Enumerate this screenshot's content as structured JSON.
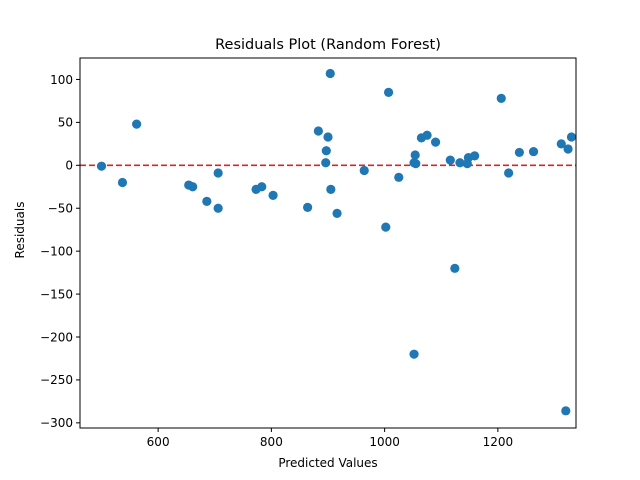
{
  "chart_data": {
    "type": "scatter",
    "title": "Residuals Plot (Random Forest)",
    "xlabel": "Predicted Values",
    "ylabel": "Residuals",
    "xlim": [
      462,
      1338
    ],
    "ylim": [
      -306,
      125
    ],
    "xticks": [
      600,
      800,
      1000,
      1200
    ],
    "yticks": [
      100,
      50,
      0,
      -50,
      -100,
      -150,
      -200,
      -250,
      -300
    ],
    "xtick_labels": [
      "600",
      "800",
      "1000",
      "1200"
    ],
    "ytick_labels": [
      "100",
      "50",
      "0",
      "−50",
      "−100",
      "−150",
      "−200",
      "−250",
      "−300"
    ],
    "marker_color": "#1f77b4",
    "reference_line": {
      "y": 0,
      "color": "#d62728",
      "style": "dashed"
    },
    "grid": false,
    "points": [
      {
        "x": 500,
        "y": -1
      },
      {
        "x": 537,
        "y": -20
      },
      {
        "x": 562,
        "y": 48
      },
      {
        "x": 654,
        "y": -23
      },
      {
        "x": 661,
        "y": -25
      },
      {
        "x": 686,
        "y": -42
      },
      {
        "x": 706,
        "y": -9
      },
      {
        "x": 706,
        "y": -50
      },
      {
        "x": 773,
        "y": -28
      },
      {
        "x": 783,
        "y": -25
      },
      {
        "x": 803,
        "y": -35
      },
      {
        "x": 864,
        "y": -49
      },
      {
        "x": 883,
        "y": 40
      },
      {
        "x": 896,
        "y": 3
      },
      {
        "x": 897,
        "y": 17
      },
      {
        "x": 900,
        "y": 33
      },
      {
        "x": 904,
        "y": 107
      },
      {
        "x": 905,
        "y": -28
      },
      {
        "x": 916,
        "y": -56
      },
      {
        "x": 964,
        "y": -6
      },
      {
        "x": 1002,
        "y": -72
      },
      {
        "x": 1007,
        "y": 85
      },
      {
        "x": 1025,
        "y": -14
      },
      {
        "x": 1052,
        "y": 3
      },
      {
        "x": 1054,
        "y": 12
      },
      {
        "x": 1055,
        "y": 2
      },
      {
        "x": 1052,
        "y": -220
      },
      {
        "x": 1065,
        "y": 32
      },
      {
        "x": 1075,
        "y": 35
      },
      {
        "x": 1090,
        "y": 27
      },
      {
        "x": 1116,
        "y": 6
      },
      {
        "x": 1124,
        "y": -120
      },
      {
        "x": 1133,
        "y": 3
      },
      {
        "x": 1146,
        "y": 2
      },
      {
        "x": 1148,
        "y": 9
      },
      {
        "x": 1159,
        "y": 11
      },
      {
        "x": 1206,
        "y": 78
      },
      {
        "x": 1219,
        "y": -9
      },
      {
        "x": 1238,
        "y": 15
      },
      {
        "x": 1263,
        "y": 16
      },
      {
        "x": 1312,
        "y": 25
      },
      {
        "x": 1320,
        "y": -286
      },
      {
        "x": 1324,
        "y": 19
      },
      {
        "x": 1330,
        "y": 33
      }
    ]
  }
}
_____
Every entry must be written out exactly, with all pictures left out.

- _Output below_:
Enumerate this screenshot's content as structured JSON.
{
  "chart_data": {
    "type": "scatter",
    "title": "Residuals Plot (Random Forest)",
    "xlabel": "Predicted Values",
    "ylabel": "Residuals",
    "xlim": [
      462,
      1338
    ],
    "ylim": [
      -306,
      125
    ],
    "xticks": [
      600,
      800,
      1000,
      1200
    ],
    "yticks": [
      100,
      50,
      0,
      -50,
      -100,
      -150,
      -200,
      -250,
      -300
    ],
    "xtick_labels": [
      "600",
      "800",
      "1000",
      "1200"
    ],
    "ytick_labels": [
      "100",
      "50",
      "0",
      "−50",
      "−100",
      "−150",
      "−200",
      "−250",
      "−300"
    ],
    "marker_color": "#1f77b4",
    "reference_line": {
      "y": 0,
      "color": "#d62728",
      "style": "dashed"
    },
    "grid": false,
    "points": [
      {
        "x": 500,
        "y": -1
      },
      {
        "x": 537,
        "y": -20
      },
      {
        "x": 562,
        "y": 48
      },
      {
        "x": 654,
        "y": -23
      },
      {
        "x": 661,
        "y": -25
      },
      {
        "x": 686,
        "y": -42
      },
      {
        "x": 706,
        "y": -9
      },
      {
        "x": 706,
        "y": -50
      },
      {
        "x": 773,
        "y": -28
      },
      {
        "x": 783,
        "y": -25
      },
      {
        "x": 803,
        "y": -35
      },
      {
        "x": 864,
        "y": -49
      },
      {
        "x": 883,
        "y": 40
      },
      {
        "x": 896,
        "y": 3
      },
      {
        "x": 897,
        "y": 17
      },
      {
        "x": 900,
        "y": 33
      },
      {
        "x": 904,
        "y": 107
      },
      {
        "x": 905,
        "y": -28
      },
      {
        "x": 916,
        "y": -56
      },
      {
        "x": 964,
        "y": -6
      },
      {
        "x": 1002,
        "y": -72
      },
      {
        "x": 1007,
        "y": 85
      },
      {
        "x": 1025,
        "y": -14
      },
      {
        "x": 1052,
        "y": 3
      },
      {
        "x": 1054,
        "y": 12
      },
      {
        "x": 1055,
        "y": 2
      },
      {
        "x": 1052,
        "y": -220
      },
      {
        "x": 1065,
        "y": 32
      },
      {
        "x": 1075,
        "y": 35
      },
      {
        "x": 1090,
        "y": 27
      },
      {
        "x": 1116,
        "y": 6
      },
      {
        "x": 1124,
        "y": -120
      },
      {
        "x": 1133,
        "y": 3
      },
      {
        "x": 1146,
        "y": 2
      },
      {
        "x": 1148,
        "y": 9
      },
      {
        "x": 1159,
        "y": 11
      },
      {
        "x": 1206,
        "y": 78
      },
      {
        "x": 1219,
        "y": -9
      },
      {
        "x": 1238,
        "y": 15
      },
      {
        "x": 1263,
        "y": 16
      },
      {
        "x": 1312,
        "y": 25
      },
      {
        "x": 1320,
        "y": -286
      },
      {
        "x": 1324,
        "y": 19
      },
      {
        "x": 1330,
        "y": 33
      }
    ]
  }
}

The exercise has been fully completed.